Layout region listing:
■ ■ ■ ■

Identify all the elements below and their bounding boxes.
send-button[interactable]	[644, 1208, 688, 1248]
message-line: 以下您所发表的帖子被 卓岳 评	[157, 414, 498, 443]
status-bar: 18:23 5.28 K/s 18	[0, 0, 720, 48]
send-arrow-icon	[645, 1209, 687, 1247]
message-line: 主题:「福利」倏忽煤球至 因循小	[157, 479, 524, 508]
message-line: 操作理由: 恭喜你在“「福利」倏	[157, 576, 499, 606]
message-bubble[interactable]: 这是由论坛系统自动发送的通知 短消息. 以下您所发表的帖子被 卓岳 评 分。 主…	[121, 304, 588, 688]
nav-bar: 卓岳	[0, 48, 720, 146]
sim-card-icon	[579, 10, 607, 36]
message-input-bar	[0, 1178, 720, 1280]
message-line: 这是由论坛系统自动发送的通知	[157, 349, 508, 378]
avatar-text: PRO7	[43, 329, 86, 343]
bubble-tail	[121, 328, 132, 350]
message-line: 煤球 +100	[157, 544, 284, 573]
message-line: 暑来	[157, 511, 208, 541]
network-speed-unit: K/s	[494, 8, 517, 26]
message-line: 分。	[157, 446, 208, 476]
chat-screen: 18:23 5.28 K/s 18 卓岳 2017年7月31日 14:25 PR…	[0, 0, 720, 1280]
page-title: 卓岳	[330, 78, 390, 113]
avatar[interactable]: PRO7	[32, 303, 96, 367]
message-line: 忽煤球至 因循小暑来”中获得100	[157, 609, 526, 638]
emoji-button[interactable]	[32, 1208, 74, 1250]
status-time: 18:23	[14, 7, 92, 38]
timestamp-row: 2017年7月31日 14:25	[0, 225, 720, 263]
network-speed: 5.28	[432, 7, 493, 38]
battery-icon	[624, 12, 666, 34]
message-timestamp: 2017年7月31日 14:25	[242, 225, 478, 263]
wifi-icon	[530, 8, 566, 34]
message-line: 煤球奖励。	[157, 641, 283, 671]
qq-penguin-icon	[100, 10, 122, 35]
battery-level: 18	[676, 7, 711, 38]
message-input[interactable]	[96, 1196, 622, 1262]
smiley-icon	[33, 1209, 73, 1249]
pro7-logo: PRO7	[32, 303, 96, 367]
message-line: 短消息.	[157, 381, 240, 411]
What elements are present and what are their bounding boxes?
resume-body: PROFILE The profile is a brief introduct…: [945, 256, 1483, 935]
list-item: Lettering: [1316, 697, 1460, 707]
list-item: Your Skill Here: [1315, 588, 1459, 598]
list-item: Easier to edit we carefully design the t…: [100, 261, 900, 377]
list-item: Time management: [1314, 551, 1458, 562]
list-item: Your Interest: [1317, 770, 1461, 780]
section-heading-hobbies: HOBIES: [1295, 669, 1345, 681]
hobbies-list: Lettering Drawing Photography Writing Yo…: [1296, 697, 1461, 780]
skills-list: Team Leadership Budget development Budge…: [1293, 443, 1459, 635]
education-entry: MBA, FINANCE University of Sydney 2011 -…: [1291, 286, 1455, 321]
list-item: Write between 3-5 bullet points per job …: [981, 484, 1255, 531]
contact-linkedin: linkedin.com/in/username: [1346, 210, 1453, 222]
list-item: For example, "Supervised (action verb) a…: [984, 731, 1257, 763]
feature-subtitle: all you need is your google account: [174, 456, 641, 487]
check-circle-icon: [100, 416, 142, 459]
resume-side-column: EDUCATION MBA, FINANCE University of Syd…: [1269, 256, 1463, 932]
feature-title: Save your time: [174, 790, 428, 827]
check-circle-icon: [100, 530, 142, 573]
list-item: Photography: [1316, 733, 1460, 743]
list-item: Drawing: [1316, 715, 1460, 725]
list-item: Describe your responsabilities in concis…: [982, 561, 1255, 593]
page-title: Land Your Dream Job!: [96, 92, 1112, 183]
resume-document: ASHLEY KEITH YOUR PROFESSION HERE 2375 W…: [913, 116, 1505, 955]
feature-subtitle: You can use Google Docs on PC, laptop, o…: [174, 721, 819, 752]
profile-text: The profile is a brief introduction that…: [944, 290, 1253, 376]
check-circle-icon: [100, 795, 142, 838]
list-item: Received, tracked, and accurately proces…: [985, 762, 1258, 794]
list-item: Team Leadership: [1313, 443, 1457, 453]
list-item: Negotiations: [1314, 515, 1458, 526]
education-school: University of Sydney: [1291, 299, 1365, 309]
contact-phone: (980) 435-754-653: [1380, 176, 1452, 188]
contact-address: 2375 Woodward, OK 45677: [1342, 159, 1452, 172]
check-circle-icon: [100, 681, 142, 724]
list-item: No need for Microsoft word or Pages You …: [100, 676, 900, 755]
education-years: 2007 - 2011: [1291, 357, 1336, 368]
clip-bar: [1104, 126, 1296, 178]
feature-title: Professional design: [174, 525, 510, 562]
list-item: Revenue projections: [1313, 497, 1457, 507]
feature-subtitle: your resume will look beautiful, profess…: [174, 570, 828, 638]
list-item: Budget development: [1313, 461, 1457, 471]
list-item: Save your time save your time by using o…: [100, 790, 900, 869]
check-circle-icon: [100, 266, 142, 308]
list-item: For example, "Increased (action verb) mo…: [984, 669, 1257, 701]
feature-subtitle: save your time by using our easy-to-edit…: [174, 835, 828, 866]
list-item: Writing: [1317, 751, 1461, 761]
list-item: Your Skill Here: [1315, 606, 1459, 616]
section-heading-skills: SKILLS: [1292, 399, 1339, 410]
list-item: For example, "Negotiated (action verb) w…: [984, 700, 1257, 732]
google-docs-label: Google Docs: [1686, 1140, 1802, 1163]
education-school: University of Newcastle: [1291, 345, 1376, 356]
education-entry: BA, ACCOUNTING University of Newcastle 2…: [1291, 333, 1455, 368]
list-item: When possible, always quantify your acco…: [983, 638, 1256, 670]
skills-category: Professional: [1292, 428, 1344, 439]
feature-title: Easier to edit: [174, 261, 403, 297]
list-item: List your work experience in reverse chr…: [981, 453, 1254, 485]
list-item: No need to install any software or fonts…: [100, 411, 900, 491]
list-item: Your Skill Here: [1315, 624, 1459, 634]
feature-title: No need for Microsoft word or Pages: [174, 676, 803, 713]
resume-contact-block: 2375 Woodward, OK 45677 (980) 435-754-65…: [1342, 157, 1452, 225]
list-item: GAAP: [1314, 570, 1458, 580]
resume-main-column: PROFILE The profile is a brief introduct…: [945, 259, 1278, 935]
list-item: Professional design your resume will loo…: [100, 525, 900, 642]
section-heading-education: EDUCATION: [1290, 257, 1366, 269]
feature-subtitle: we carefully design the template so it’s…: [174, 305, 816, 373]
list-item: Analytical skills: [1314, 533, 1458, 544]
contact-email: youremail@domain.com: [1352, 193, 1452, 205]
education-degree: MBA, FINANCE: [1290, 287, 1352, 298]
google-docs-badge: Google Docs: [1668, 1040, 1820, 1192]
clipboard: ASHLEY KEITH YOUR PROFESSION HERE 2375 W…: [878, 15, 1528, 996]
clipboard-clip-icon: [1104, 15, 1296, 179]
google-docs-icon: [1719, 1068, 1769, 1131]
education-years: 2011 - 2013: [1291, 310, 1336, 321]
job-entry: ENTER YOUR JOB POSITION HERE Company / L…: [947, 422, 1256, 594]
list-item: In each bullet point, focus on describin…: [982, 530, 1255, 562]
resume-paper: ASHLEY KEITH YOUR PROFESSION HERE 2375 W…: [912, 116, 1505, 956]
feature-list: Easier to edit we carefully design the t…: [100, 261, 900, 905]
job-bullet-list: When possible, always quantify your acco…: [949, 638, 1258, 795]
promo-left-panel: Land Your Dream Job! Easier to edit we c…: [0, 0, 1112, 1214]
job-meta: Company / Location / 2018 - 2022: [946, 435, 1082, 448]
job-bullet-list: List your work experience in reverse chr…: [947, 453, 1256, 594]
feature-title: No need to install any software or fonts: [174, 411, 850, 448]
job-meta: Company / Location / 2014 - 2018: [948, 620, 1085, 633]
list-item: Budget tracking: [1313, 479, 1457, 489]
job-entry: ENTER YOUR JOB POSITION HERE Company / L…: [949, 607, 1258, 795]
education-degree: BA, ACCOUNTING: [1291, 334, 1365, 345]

■ ■ ■ ■

SHORT TASK ▸ Reproduce word for word the stretch of the listing from its first line through the line containing "349, 508, 378]".

SOLUTION BELOW ▸
Identify all the elements below and their bounding boxes.
send-button[interactable]	[644, 1208, 688, 1248]
message-line: 以下您所发表的帖子被 卓岳 评	[157, 414, 498, 443]
status-bar: 18:23 5.28 K/s 18	[0, 0, 720, 48]
send-arrow-icon	[645, 1209, 687, 1247]
message-line: 主题:「福利」倏忽煤球至 因循小	[157, 479, 524, 508]
message-line: 操作理由: 恭喜你在“「福利」倏	[157, 576, 499, 606]
message-bubble[interactable]: 这是由论坛系统自动发送的通知 短消息. 以下您所发表的帖子被 卓岳 评 分。 主…	[121, 304, 588, 688]
nav-bar: 卓岳	[0, 48, 720, 146]
sim-card-icon	[579, 10, 607, 36]
message-input-bar	[0, 1178, 720, 1280]
message-line: 这是由论坛系统自动发送的通知	[157, 349, 508, 378]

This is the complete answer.